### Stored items
------------------------------------------------
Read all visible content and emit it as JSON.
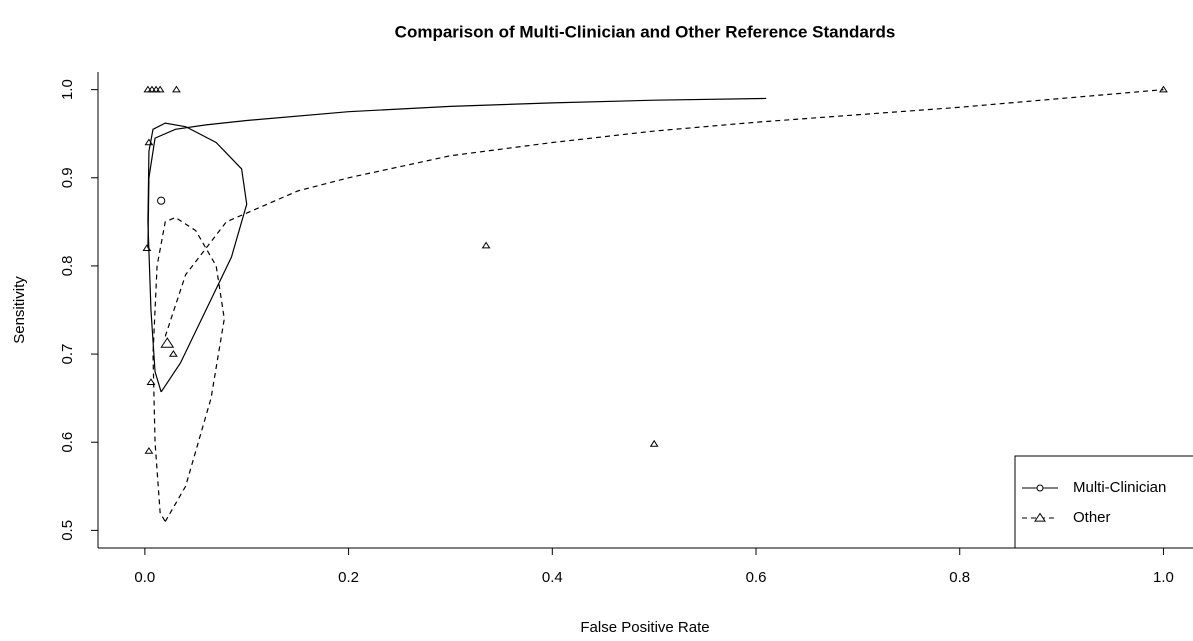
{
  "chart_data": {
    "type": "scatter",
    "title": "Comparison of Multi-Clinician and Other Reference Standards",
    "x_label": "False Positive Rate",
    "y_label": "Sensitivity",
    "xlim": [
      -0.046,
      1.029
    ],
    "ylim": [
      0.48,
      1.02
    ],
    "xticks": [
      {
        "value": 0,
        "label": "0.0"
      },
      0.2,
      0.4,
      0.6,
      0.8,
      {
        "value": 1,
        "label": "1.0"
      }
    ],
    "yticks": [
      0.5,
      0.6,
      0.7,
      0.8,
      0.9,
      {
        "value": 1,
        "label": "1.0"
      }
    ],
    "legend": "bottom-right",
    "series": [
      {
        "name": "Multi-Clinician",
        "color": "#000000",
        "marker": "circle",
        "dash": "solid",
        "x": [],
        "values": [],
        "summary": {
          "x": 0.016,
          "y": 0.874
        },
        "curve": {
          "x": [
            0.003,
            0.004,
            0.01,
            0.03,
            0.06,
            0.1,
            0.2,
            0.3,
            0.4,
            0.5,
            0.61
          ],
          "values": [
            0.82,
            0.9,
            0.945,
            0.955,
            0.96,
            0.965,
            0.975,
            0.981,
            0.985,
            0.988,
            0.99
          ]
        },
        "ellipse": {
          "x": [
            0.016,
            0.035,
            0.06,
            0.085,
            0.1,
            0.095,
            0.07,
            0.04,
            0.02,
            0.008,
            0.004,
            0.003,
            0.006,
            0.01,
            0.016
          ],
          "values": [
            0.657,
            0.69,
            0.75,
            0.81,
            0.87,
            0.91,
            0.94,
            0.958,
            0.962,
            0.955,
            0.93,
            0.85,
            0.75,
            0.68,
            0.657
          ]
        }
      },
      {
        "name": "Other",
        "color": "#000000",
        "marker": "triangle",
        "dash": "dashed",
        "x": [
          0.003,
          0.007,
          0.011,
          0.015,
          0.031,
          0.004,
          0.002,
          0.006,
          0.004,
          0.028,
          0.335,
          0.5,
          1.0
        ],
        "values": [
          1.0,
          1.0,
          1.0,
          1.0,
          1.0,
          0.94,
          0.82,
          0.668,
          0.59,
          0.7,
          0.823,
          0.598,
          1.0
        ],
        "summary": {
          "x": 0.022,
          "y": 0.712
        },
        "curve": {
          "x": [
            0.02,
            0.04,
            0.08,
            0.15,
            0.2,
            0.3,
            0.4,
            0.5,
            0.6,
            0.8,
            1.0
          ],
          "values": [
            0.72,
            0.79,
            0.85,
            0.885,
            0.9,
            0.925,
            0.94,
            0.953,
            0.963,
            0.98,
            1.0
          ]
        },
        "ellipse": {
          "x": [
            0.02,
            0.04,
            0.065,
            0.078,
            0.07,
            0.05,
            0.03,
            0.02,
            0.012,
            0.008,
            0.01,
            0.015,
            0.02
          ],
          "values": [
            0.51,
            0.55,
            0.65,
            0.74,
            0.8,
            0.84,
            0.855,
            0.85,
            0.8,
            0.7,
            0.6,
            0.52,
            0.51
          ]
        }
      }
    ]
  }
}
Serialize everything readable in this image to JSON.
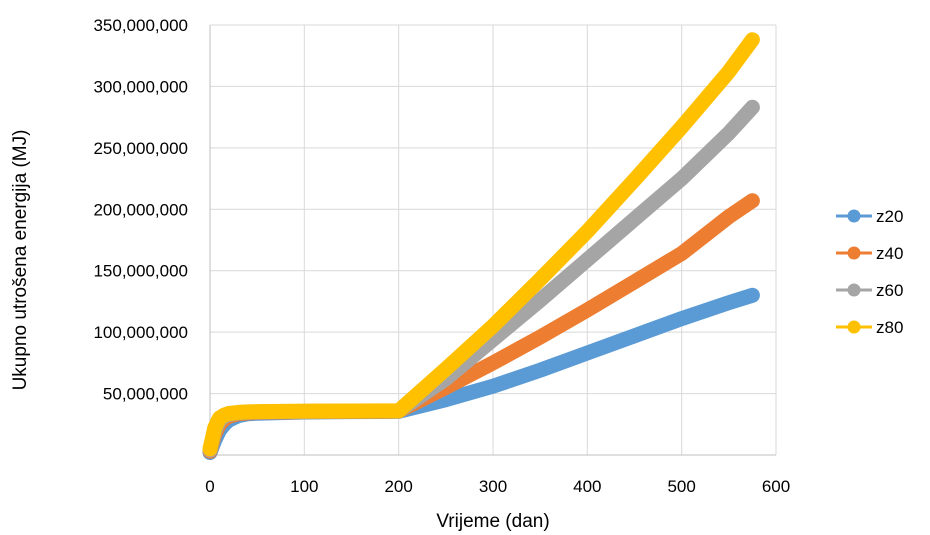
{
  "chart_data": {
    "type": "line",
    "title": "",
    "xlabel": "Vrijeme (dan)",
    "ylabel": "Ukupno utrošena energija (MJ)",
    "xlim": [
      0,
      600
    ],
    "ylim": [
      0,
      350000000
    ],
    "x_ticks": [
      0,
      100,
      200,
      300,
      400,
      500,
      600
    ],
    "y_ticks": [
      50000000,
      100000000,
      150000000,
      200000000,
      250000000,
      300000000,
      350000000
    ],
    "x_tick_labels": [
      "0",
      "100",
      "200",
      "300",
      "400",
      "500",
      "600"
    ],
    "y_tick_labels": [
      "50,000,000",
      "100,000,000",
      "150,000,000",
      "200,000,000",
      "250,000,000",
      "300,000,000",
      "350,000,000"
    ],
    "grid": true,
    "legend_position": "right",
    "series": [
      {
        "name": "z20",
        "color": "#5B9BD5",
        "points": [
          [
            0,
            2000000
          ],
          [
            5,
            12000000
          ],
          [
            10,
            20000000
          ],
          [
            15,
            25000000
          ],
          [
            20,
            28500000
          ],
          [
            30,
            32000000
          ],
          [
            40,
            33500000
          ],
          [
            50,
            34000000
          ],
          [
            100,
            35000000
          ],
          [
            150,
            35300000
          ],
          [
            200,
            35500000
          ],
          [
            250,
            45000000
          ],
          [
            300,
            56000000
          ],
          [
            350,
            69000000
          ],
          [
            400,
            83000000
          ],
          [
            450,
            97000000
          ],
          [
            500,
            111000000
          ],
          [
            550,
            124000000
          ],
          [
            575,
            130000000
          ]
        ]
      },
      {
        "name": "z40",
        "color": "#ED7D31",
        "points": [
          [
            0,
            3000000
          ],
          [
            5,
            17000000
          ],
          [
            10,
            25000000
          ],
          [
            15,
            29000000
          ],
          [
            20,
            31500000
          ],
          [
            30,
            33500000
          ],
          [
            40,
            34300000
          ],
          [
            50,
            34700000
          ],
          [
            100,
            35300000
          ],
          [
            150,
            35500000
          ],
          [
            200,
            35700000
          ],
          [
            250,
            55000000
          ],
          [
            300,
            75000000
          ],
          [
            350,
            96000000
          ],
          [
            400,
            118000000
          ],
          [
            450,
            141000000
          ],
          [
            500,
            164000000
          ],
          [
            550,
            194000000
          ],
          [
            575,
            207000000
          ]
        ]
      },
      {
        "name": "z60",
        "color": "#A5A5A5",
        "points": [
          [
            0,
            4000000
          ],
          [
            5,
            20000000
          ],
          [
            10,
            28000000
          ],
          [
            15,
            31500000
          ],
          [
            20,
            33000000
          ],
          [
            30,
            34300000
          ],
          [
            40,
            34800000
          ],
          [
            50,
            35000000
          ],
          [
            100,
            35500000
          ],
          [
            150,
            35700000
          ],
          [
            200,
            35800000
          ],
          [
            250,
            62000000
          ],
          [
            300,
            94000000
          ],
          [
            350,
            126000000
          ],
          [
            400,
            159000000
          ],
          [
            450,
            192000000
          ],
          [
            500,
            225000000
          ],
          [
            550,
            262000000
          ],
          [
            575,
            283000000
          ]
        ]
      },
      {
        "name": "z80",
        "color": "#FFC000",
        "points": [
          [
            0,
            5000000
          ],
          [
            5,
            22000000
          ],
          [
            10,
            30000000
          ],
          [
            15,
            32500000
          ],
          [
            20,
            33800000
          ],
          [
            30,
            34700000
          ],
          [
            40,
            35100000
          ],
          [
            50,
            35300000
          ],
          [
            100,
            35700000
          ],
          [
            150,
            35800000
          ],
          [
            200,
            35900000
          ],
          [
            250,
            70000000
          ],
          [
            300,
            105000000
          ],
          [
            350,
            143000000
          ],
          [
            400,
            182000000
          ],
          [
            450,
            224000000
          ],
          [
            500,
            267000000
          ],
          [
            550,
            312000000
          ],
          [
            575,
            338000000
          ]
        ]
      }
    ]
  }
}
------------------------------------------------
### WHAT THE TASK ASKS
Every record gets retyped exactly; no picture goes into the copy.

### RESPONSE BELOW
Read all visible content and emit it as JSON.
{
  "chart_data": {
    "type": "scatter",
    "title": "Comparison of Multi-Clinician and Other Reference Standards",
    "x_label": "False Positive Rate",
    "y_label": "Sensitivity",
    "xlim": [
      -0.046,
      1.029
    ],
    "ylim": [
      0.48,
      1.02
    ],
    "xticks": [
      {
        "value": 0,
        "label": "0.0"
      },
      0.2,
      0.4,
      0.6,
      0.8,
      {
        "value": 1,
        "label": "1.0"
      }
    ],
    "yticks": [
      0.5,
      0.6,
      0.7,
      0.8,
      0.9,
      {
        "value": 1,
        "label": "1.0"
      }
    ],
    "legend": "bottom-right",
    "series": [
      {
        "name": "Multi-Clinician",
        "color": "#000000",
        "marker": "circle",
        "dash": "solid",
        "x": [],
        "values": [],
        "summary": {
          "x": 0.016,
          "y": 0.874
        },
        "curve": {
          "x": [
            0.003,
            0.004,
            0.01,
            0.03,
            0.06,
            0.1,
            0.2,
            0.3,
            0.4,
            0.5,
            0.61
          ],
          "values": [
            0.82,
            0.9,
            0.945,
            0.955,
            0.96,
            0.965,
            0.975,
            0.981,
            0.985,
            0.988,
            0.99
          ]
        },
        "ellipse": {
          "x": [
            0.016,
            0.035,
            0.06,
            0.085,
            0.1,
            0.095,
            0.07,
            0.04,
            0.02,
            0.008,
            0.004,
            0.003,
            0.006,
            0.01,
            0.016
          ],
          "values": [
            0.657,
            0.69,
            0.75,
            0.81,
            0.87,
            0.91,
            0.94,
            0.958,
            0.962,
            0.955,
            0.93,
            0.85,
            0.75,
            0.68,
            0.657
          ]
        }
      },
      {
        "name": "Other",
        "color": "#000000",
        "marker": "triangle",
        "dash": "dashed",
        "x": [
          0.003,
          0.007,
          0.011,
          0.015,
          0.031,
          0.004,
          0.002,
          0.006,
          0.004,
          0.028,
          0.335,
          0.5,
          1.0
        ],
        "values": [
          1.0,
          1.0,
          1.0,
          1.0,
          1.0,
          0.94,
          0.82,
          0.668,
          0.59,
          0.7,
          0.823,
          0.598,
          1.0
        ],
        "summary": {
          "x": 0.022,
          "y": 0.712
        },
        "curve": {
          "x": [
            0.02,
            0.04,
            0.08,
            0.15,
            0.2,
            0.3,
            0.4,
            0.5,
            0.6,
            0.8,
            1.0
          ],
          "values": [
            0.72,
            0.79,
            0.85,
            0.885,
            0.9,
            0.925,
            0.94,
            0.953,
            0.963,
            0.98,
            1.0
          ]
        },
        "ellipse": {
          "x": [
            0.02,
            0.04,
            0.065,
            0.078,
            0.07,
            0.05,
            0.03,
            0.02,
            0.012,
            0.008,
            0.01,
            0.015,
            0.02
          ],
          "values": [
            0.51,
            0.55,
            0.65,
            0.74,
            0.8,
            0.84,
            0.855,
            0.85,
            0.8,
            0.7,
            0.6,
            0.52,
            0.51
          ]
        }
      }
    ]
  }
}
Serialize everything readable in this image to JSON.
{
  "chart_data": {
    "type": "line",
    "title": "",
    "xlabel": "Vrijeme (dan)",
    "ylabel": "Ukupno utrošena energija (MJ)",
    "xlim": [
      0,
      600
    ],
    "ylim": [
      0,
      350000000
    ],
    "x_ticks": [
      0,
      100,
      200,
      300,
      400,
      500,
      600
    ],
    "y_ticks": [
      50000000,
      100000000,
      150000000,
      200000000,
      250000000,
      300000000,
      350000000
    ],
    "x_tick_labels": [
      "0",
      "100",
      "200",
      "300",
      "400",
      "500",
      "600"
    ],
    "y_tick_labels": [
      "50,000,000",
      "100,000,000",
      "150,000,000",
      "200,000,000",
      "250,000,000",
      "300,000,000",
      "350,000,000"
    ],
    "grid": true,
    "legend_position": "right",
    "series": [
      {
        "name": "z20",
        "color": "#5B9BD5",
        "points": [
          [
            0,
            2000000
          ],
          [
            5,
            12000000
          ],
          [
            10,
            20000000
          ],
          [
            15,
            25000000
          ],
          [
            20,
            28500000
          ],
          [
            30,
            32000000
          ],
          [
            40,
            33500000
          ],
          [
            50,
            34000000
          ],
          [
            100,
            35000000
          ],
          [
            150,
            35300000
          ],
          [
            200,
            35500000
          ],
          [
            250,
            45000000
          ],
          [
            300,
            56000000
          ],
          [
            350,
            69000000
          ],
          [
            400,
            83000000
          ],
          [
            450,
            97000000
          ],
          [
            500,
            111000000
          ],
          [
            550,
            124000000
          ],
          [
            575,
            130000000
          ]
        ]
      },
      {
        "name": "z40",
        "color": "#ED7D31",
        "points": [
          [
            0,
            3000000
          ],
          [
            5,
            17000000
          ],
          [
            10,
            25000000
          ],
          [
            15,
            29000000
          ],
          [
            20,
            31500000
          ],
          [
            30,
            33500000
          ],
          [
            40,
            34300000
          ],
          [
            50,
            34700000
          ],
          [
            100,
            35300000
          ],
          [
            150,
            35500000
          ],
          [
            200,
            35700000
          ],
          [
            250,
            55000000
          ],
          [
            300,
            75000000
          ],
          [
            350,
            96000000
          ],
          [
            400,
            118000000
          ],
          [
            450,
            141000000
          ],
          [
            500,
            164000000
          ],
          [
            550,
            194000000
          ],
          [
            575,
            207000000
          ]
        ]
      },
      {
        "name": "z60",
        "color": "#A5A5A5",
        "points": [
          [
            0,
            4000000
          ],
          [
            5,
            20000000
          ],
          [
            10,
            28000000
          ],
          [
            15,
            31500000
          ],
          [
            20,
            33000000
          ],
          [
            30,
            34300000
          ],
          [
            40,
            34800000
          ],
          [
            50,
            35000000
          ],
          [
            100,
            35500000
          ],
          [
            150,
            35700000
          ],
          [
            200,
            35800000
          ],
          [
            250,
            62000000
          ],
          [
            300,
            94000000
          ],
          [
            350,
            126000000
          ],
          [
            400,
            159000000
          ],
          [
            450,
            192000000
          ],
          [
            500,
            225000000
          ],
          [
            550,
            262000000
          ],
          [
            575,
            283000000
          ]
        ]
      },
      {
        "name": "z80",
        "color": "#FFC000",
        "points": [
          [
            0,
            5000000
          ],
          [
            5,
            22000000
          ],
          [
            10,
            30000000
          ],
          [
            15,
            32500000
          ],
          [
            20,
            33800000
          ],
          [
            30,
            34700000
          ],
          [
            40,
            35100000
          ],
          [
            50,
            35300000
          ],
          [
            100,
            35700000
          ],
          [
            150,
            35800000
          ],
          [
            200,
            35900000
          ],
          [
            250,
            70000000
          ],
          [
            300,
            105000000
          ],
          [
            350,
            143000000
          ],
          [
            400,
            182000000
          ],
          [
            450,
            224000000
          ],
          [
            500,
            267000000
          ],
          [
            550,
            312000000
          ],
          [
            575,
            338000000
          ]
        ]
      }
    ]
  }
}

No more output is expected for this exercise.